§ Aim of the task
The records that follow should be retyped word for word.

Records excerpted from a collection
◆ ◆ ◆ ◆

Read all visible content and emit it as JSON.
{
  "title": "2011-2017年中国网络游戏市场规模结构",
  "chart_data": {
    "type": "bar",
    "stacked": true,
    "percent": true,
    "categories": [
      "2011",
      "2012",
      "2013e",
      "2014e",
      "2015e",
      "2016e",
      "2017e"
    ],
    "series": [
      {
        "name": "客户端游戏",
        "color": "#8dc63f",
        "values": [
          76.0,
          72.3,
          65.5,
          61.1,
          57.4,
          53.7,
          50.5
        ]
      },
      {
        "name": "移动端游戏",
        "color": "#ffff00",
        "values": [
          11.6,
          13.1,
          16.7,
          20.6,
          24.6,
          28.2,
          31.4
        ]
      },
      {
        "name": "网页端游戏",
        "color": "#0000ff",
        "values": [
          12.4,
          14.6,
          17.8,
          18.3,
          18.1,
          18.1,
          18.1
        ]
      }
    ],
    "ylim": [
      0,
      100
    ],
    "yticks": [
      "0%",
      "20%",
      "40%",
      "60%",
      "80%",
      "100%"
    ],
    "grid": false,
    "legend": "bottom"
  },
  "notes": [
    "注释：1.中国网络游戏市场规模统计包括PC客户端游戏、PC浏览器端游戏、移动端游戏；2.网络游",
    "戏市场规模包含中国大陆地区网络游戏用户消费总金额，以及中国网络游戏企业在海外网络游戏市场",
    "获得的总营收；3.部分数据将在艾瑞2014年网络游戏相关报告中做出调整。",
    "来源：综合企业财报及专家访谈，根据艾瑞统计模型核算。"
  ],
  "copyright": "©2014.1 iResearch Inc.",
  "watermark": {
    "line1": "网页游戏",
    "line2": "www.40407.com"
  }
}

◆ ◆ ◆ ◆

§ Solution for this problem
Read all visible content and emit it as JSON.
{
  "title": "2011-2017年中国网络游戏市场规模结构",
  "chart_data": {
    "type": "bar",
    "stacked": true,
    "percent": true,
    "categories": [
      "2011",
      "2012",
      "2013e",
      "2014e",
      "2015e",
      "2016e",
      "2017e"
    ],
    "series": [
      {
        "name": "客户端游戏",
        "color": "#8dc63f",
        "values": [
          76.0,
          72.3,
          65.5,
          61.1,
          57.4,
          53.7,
          50.5
        ]
      },
      {
        "name": "移动端游戏",
        "color": "#ffff00",
        "values": [
          11.6,
          13.1,
          16.7,
          20.6,
          24.6,
          28.2,
          31.4
        ]
      },
      {
        "name": "网页端游戏",
        "color": "#0000ff",
        "values": [
          12.4,
          14.6,
          17.8,
          18.3,
          18.1,
          18.1,
          18.1
        ]
      }
    ],
    "ylim": [
      0,
      100
    ],
    "yticks": [
      "0%",
      "20%",
      "40%",
      "60%",
      "80%",
      "100%"
    ],
    "grid": false,
    "legend": "bottom"
  },
  "notes": [
    "注释：1.中国网络游戏市场规模统计包括PC客户端游戏、PC浏览器端游戏、移动端游戏；2.网络游",
    "戏市场规模包含中国大陆地区网络游戏用户消费总金额，以及中国网络游戏企业在海外网络游戏市场",
    "获得的总营收；3.部分数据将在艾瑞2014年网络游戏相关报告中做出调整。",
    "来源：综合企业财报及专家访谈，根据艾瑞统计模型核算。"
  ],
  "copyright": "©2014.1 iResearch Inc.",
  "watermark": {
    "line1": "网页游戏",
    "line2": "www.40407.com"
  }
}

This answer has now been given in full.